◆ **Request A**
Duplicate the lines of the entries below, beginning at the line that contains "tab-view[interactable]: View: [532, 36, 582, 60]" and stopping after the line that contains "anim-split[interactable]: Split: [343, 68, 391, 119]".

◆ **Supplied passage**
★ ★ ★ ★

-1

I am having trouble with the Python Docx Library, I have scraped images from a website and I want to add them to docx but I cannot add the images to docx directly, I keep getting an error:

File "C:\Python27\lib\site-packages\docx\image\image.py", line 46, in from_file with open(path, 'rb') as f: IOError: [Errno 22] invalid mode ('rb') or filename: 'http://upsats.com/Content/Product/img/Product/Thumb/PCB2x8-.jpg'

This is my code:

import urllib
import requests
from bs4 import BeautifulSoup
from docx import Document
from docx.shared import Inches
import os


    document = Document()

    document.add_heading("Megatronics Items Full Search", 0)

★ ★ ★ ★

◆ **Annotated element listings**
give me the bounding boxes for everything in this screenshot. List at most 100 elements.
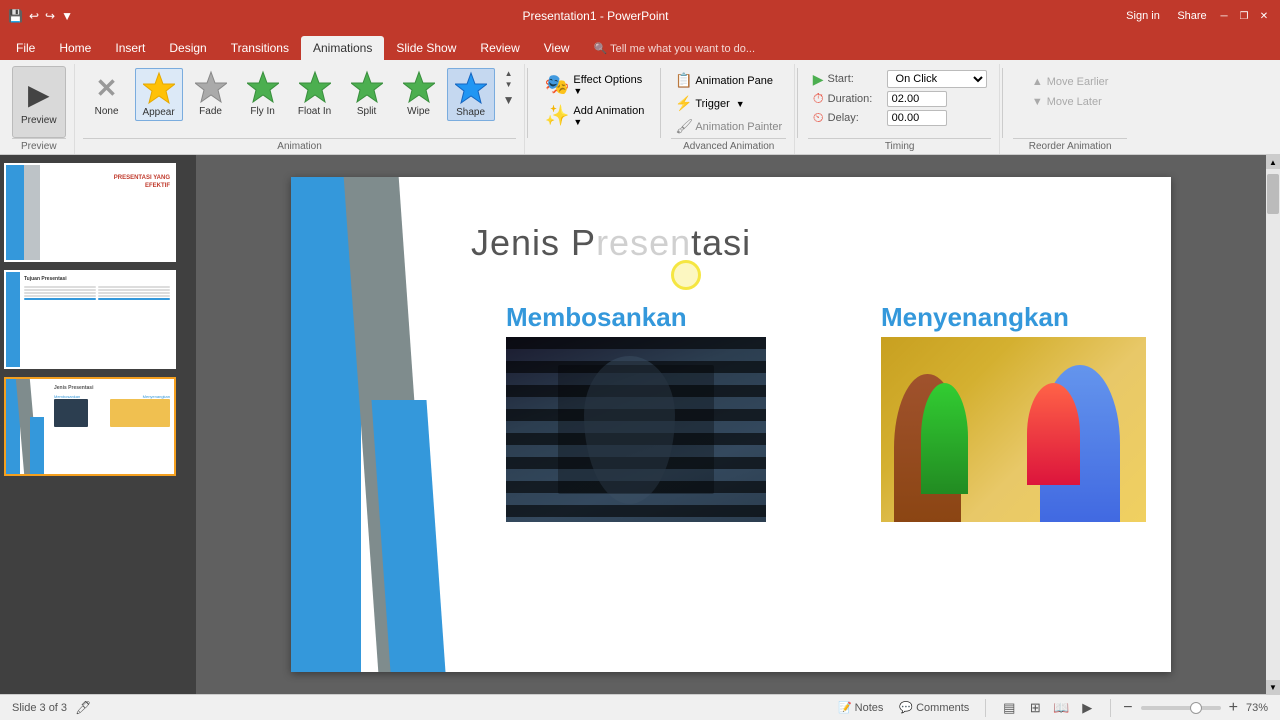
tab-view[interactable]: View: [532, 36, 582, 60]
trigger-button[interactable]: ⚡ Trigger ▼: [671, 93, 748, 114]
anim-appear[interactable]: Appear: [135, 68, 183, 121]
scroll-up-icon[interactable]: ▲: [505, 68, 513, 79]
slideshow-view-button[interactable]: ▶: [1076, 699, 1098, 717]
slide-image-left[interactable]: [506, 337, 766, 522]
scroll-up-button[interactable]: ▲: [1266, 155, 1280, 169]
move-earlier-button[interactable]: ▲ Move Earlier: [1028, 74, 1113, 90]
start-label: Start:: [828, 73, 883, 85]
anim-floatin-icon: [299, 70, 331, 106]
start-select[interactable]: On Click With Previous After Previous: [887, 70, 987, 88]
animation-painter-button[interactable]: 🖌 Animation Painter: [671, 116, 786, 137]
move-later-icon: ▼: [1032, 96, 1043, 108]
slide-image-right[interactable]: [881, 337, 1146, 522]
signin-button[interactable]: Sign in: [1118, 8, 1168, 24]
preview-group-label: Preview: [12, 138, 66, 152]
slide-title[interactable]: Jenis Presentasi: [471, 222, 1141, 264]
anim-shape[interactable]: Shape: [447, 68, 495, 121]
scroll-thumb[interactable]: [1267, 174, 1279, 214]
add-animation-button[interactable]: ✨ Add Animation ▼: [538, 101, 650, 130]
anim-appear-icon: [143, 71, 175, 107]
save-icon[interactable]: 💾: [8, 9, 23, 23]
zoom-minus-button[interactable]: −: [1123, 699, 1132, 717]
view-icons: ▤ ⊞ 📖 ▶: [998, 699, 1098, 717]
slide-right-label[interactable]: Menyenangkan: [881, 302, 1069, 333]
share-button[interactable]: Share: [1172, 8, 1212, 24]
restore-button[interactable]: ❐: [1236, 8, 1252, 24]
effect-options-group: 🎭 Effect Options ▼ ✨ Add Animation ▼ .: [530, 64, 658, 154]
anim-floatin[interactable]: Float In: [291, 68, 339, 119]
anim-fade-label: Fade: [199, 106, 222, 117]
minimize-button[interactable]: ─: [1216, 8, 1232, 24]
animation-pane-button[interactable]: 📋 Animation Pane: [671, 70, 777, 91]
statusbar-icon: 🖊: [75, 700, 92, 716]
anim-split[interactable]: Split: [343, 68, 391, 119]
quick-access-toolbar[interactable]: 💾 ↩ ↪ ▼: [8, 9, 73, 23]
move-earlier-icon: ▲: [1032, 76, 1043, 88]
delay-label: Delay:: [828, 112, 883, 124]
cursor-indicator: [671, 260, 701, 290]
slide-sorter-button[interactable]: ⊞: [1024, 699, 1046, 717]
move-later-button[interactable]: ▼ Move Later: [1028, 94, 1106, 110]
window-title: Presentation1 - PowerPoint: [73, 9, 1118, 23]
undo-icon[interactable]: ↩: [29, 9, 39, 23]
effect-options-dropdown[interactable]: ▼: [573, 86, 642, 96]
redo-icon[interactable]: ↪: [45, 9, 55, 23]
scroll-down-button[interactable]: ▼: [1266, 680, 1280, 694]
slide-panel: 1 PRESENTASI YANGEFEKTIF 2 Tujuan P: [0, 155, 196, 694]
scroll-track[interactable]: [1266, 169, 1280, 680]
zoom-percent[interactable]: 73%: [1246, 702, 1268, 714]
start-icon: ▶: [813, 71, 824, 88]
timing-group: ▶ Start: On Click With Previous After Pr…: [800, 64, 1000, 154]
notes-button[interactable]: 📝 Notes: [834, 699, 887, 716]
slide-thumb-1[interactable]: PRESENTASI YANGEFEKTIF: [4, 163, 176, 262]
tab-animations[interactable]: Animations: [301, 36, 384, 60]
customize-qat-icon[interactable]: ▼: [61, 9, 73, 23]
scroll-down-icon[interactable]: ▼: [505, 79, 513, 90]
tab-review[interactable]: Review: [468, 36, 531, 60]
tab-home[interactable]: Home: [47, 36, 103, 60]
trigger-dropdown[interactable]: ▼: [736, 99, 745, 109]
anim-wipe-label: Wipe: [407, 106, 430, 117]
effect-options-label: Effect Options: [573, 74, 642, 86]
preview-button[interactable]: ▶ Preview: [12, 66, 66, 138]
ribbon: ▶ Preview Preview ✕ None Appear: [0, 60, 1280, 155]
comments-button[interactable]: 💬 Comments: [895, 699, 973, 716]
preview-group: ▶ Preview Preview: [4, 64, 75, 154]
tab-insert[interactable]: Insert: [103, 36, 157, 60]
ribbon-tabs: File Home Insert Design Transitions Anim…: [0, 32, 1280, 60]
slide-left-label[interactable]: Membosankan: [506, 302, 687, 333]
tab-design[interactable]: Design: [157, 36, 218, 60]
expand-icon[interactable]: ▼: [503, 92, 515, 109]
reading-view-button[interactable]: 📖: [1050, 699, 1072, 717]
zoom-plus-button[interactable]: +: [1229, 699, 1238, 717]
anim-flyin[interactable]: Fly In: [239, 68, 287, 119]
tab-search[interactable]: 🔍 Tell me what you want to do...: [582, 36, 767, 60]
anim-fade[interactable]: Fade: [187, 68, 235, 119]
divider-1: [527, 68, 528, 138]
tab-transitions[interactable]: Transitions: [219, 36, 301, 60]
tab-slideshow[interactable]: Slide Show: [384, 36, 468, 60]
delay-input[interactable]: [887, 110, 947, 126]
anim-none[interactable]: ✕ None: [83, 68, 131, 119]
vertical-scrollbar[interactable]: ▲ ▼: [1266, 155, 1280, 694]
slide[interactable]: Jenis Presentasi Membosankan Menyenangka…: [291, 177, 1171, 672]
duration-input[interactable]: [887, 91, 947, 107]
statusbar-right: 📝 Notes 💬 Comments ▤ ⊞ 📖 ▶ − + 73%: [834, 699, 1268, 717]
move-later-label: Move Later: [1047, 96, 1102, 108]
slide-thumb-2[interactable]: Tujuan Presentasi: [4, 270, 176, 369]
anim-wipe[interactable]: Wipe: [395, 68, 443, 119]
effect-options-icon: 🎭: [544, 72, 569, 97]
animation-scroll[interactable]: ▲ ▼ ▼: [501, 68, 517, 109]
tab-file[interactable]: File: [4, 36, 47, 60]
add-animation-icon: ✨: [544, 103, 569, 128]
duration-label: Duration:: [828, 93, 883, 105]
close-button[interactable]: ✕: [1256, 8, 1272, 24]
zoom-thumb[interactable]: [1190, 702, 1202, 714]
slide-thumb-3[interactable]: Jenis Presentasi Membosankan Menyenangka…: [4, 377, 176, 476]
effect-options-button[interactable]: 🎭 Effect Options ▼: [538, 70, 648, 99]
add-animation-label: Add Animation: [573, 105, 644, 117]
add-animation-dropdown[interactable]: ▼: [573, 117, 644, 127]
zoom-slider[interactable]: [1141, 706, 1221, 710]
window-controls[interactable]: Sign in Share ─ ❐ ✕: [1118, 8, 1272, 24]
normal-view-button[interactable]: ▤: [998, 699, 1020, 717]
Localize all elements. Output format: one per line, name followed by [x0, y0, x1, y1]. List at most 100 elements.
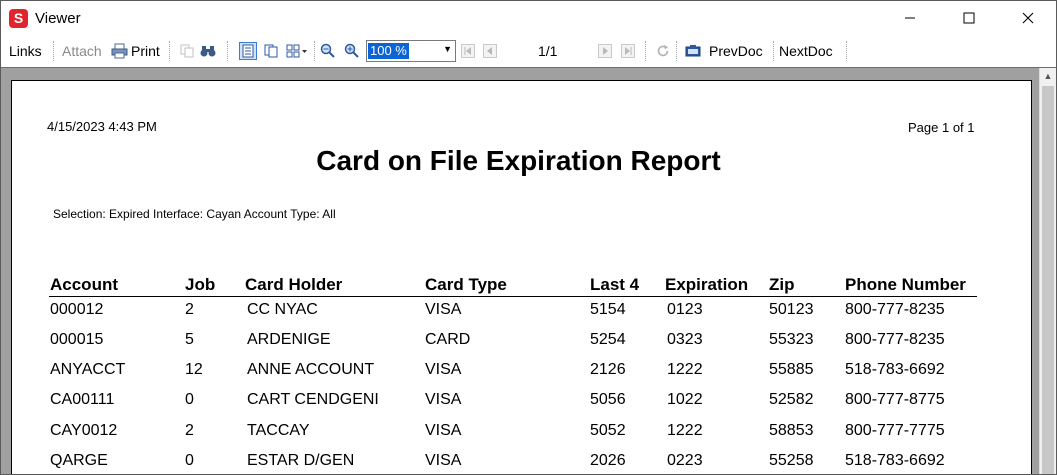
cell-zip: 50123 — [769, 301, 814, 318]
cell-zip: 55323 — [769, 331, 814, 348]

★ ★ ★ ★

◆ **Request B**
Set down the entire python-docx image question above, reproducing every line without alteration.

◆ **Exercise solution A**
tab-view[interactable]: View: [532, 36, 582, 60]
trigger-button[interactable]: ⚡ Trigger ▼: [671, 93, 748, 114]
anim-appear[interactable]: Appear: [135, 68, 183, 121]
scroll-up-icon[interactable]: ▲: [505, 68, 513, 79]
slideshow-view-button[interactable]: ▶: [1076, 699, 1098, 717]
slide-image-left[interactable]: [506, 337, 766, 522]
scroll-up-button[interactable]: ▲: [1266, 155, 1280, 169]
move-earlier-button[interactable]: ▲ Move Earlier: [1028, 74, 1113, 90]
start-label: Start:: [828, 73, 883, 85]
anim-floatin-icon: [299, 70, 331, 106]
start-select[interactable]: On Click With Previous After Previous: [887, 70, 987, 88]
animation-painter-button[interactable]: 🖌 Animation Painter: [671, 116, 786, 137]
move-later-icon: ▼: [1032, 96, 1043, 108]
slide-image-right[interactable]: [881, 337, 1146, 522]
signin-button[interactable]: Sign in: [1118, 8, 1168, 24]
preview-group-label: Preview: [12, 138, 66, 152]
slide-title[interactable]: Jenis Presentasi: [471, 222, 1141, 264]
anim-shape[interactable]: Shape: [447, 68, 495, 121]
scroll-thumb[interactable]: [1267, 174, 1279, 214]
add-animation-button[interactable]: ✨ Add Animation ▼: [538, 101, 650, 130]
anim-appear-icon: [143, 71, 175, 107]
save-icon[interactable]: 💾: [8, 9, 23, 23]
zoom-minus-button[interactable]: −: [1123, 699, 1132, 717]
view-icons: ▤ ⊞ 📖 ▶: [998, 699, 1098, 717]
slide-right-label[interactable]: Menyenangkan: [881, 302, 1069, 333]
share-button[interactable]: Share: [1172, 8, 1212, 24]
restore-button[interactable]: ❐: [1236, 8, 1252, 24]
effect-options-group: 🎭 Effect Options ▼ ✨ Add Animation ▼ .: [530, 64, 658, 154]
anim-floatin[interactable]: Float In: [291, 68, 339, 119]
anim-fade-label: Fade: [199, 106, 222, 117]
minimize-button[interactable]: ─: [1216, 8, 1232, 24]
animation-pane-button[interactable]: 📋 Animation Pane: [671, 70, 777, 91]
statusbar-icon: 🖊: [75, 700, 92, 716]
anim-split[interactable]: Split: [343, 68, 391, 119]

◆ **Exercise solution B**
-1

I am having trouble with the Python Docx Library, I have scraped images from a website and I want to add them to docx but I cannot add the images to docx directly, I keep getting an error:

File "C:\Python27\lib\site-packages\docx\image\image.py", line 46, in from_file with open(path, 'rb') as f: IOError: [Errno 22] invalid mode ('rb') or filename: 'http://upsats.com/Content/Product/img/Product/Thumb/PCB2x8-.jpg'

This is my code:

import urllib
import requests
from bs4 import BeautifulSoup
from docx import Document
from docx.shared import Inches
import os


    document = Document()

    document.add_heading("Megatronics Items Full Search", 0)